-------- Dataset records

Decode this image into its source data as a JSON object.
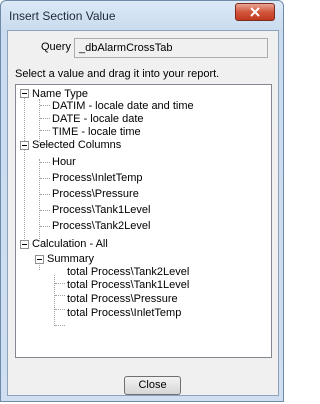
{
  "window": {
    "title": "Insert Section Value"
  },
  "query": {
    "label": "Query",
    "value": "_dbAlarmCrossTab"
  },
  "instruction": "Select a value and drag it into your report.",
  "tree": {
    "name_type": {
      "label": "Name Type",
      "children": [
        "DATIM - locale date and time",
        "DATE - locale date",
        "TIME - locale time"
      ]
    },
    "selected_columns": {
      "label": "Selected Columns",
      "children": [
        "Hour",
        "Process\\InletTemp",
        "Process\\Pressure",
        "Process\\Tank1Level",
        "Process\\Tank2Level"
      ]
    },
    "calculation": {
      "label": "Calculation - All",
      "summary": {
        "label": "Summary",
        "children": [
          "total Process\\Tank2Level",
          "total Process\\Tank1Level",
          "total Process\\Pressure",
          "total Process\\InletTemp"
        ]
      }
    }
  },
  "buttons": {
    "close_label": "Close"
  }
}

----------------

## The exercise
Your task is to repeat the data above exactly while excluding the pictures.

## Result of this exercise
Decode this image into its source data as a JSON object.
{
  "window": {
    "title": "Insert Section Value"
  },
  "query": {
    "label": "Query",
    "value": "_dbAlarmCrossTab"
  },
  "instruction": "Select a value and drag it into your report.",
  "tree": {
    "name_type": {
      "label": "Name Type",
      "children": [
        "DATIM - locale date and time",
        "DATE - locale date",
        "TIME - locale time"
      ]
    },
    "selected_columns": {
      "label": "Selected Columns",
      "children": [
        "Hour",
        "Process\\InletTemp",
        "Process\\Pressure",
        "Process\\Tank1Level",
        "Process\\Tank2Level"
      ]
    },
    "calculation": {
      "label": "Calculation - All",
      "summary": {
        "label": "Summary",
        "children": [
          "total Process\\Tank2Level",
          "total Process\\Tank1Level",
          "total Process\\Pressure",
          "total Process\\InletTemp"
        ]
      }
    }
  },
  "buttons": {
    "close_label": "Close"
  }
}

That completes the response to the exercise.